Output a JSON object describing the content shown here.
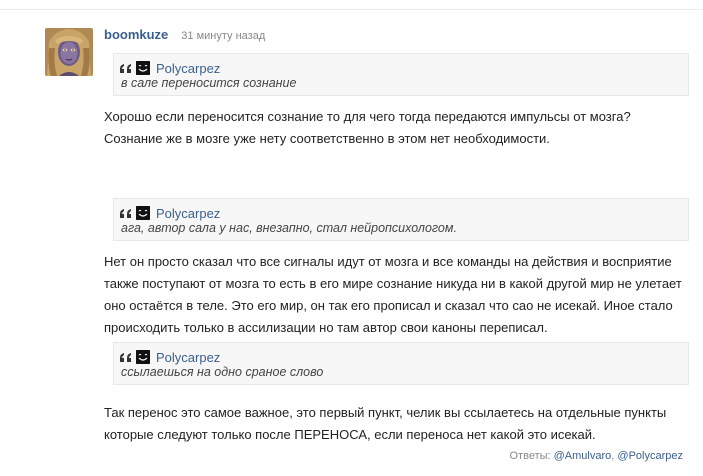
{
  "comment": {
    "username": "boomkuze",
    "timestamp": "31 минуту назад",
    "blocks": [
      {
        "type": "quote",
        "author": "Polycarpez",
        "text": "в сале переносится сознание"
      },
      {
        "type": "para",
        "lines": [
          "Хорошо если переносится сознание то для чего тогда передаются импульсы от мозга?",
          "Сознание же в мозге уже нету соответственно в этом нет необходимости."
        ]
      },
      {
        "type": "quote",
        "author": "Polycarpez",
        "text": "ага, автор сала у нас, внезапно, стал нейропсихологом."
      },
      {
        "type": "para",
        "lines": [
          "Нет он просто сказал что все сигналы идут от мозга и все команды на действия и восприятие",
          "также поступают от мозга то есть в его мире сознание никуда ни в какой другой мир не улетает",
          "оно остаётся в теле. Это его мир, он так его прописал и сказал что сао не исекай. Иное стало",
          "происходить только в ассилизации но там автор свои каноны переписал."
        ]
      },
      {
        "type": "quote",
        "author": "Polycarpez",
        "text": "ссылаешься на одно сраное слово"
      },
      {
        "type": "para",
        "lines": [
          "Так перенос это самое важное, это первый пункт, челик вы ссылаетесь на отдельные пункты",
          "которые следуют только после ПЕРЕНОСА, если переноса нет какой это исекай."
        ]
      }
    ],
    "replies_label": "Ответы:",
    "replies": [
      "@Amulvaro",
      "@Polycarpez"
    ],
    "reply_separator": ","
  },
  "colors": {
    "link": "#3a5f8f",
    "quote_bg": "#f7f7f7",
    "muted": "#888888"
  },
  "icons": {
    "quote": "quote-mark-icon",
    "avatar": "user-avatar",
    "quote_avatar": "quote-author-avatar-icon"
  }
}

------------------------------------------------

#### Instructions to follow
Look through the listing and extract every line with "если" in it.

#### Exercise answer
          "Хорошо если переносится сознание то для чего тогда передаются импульсы от мозга?",
          "которые следуют только после ПЕРЕНОСА, если переноса нет какой это исекай."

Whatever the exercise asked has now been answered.